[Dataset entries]
+ + + + + + +
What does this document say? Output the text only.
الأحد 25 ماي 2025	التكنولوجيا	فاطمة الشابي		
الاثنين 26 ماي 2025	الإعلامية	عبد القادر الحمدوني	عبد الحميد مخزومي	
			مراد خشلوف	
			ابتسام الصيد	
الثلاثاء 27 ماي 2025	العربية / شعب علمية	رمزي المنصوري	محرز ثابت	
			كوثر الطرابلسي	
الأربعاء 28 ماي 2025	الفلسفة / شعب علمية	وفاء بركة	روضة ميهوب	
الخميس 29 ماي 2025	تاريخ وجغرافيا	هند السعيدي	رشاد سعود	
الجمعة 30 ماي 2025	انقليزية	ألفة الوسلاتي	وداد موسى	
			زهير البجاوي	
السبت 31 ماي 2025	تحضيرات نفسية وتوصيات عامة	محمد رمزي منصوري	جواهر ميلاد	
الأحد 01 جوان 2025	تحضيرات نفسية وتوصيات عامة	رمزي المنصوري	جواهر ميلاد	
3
+ + + + + + +
__TASK DESCRIPTION__.
All of the entries above must be quoted exactly.

__SOLVED EXERCISE__.
What does this document say? Output the text only.
الأحد 25 ماي 2025	التكنولوجيا	فاطمة الشابي		
الاثنين 26 ماي 2025	الإعلامية	عبد القادر الحمدوني	عبد الحميد مخزومي	
			مراد خشلوف	
			ابتسام الصيد	
الثلاثاء 27 ماي 2025	العربية / شعب علمية	رمزي المنصوري	محرز ثابت	
			كوثر الطرابلسي	
الأربعاء 28 ماي 2025	الفلسفة / شعب علمية	وفاء بركة	روضة ميهوب	
الخميس 29 ماي 2025	تاريخ وجغرافيا	هند السعيدي	رشاد سعود	
الجمعة 30 ماي 2025	انقليزية	ألفة الوسلاتي	وداد موسى	
			زهير البجاوي	
السبت 31 ماي 2025	تحضيرات نفسية وتوصيات عامة	محمد رمزي منصوري	جواهر ميلاد	
الأحد 01 جوان 2025	تحضيرات نفسية وتوصيات عامة	رمزي المنصوري	جواهر ميلاد	
3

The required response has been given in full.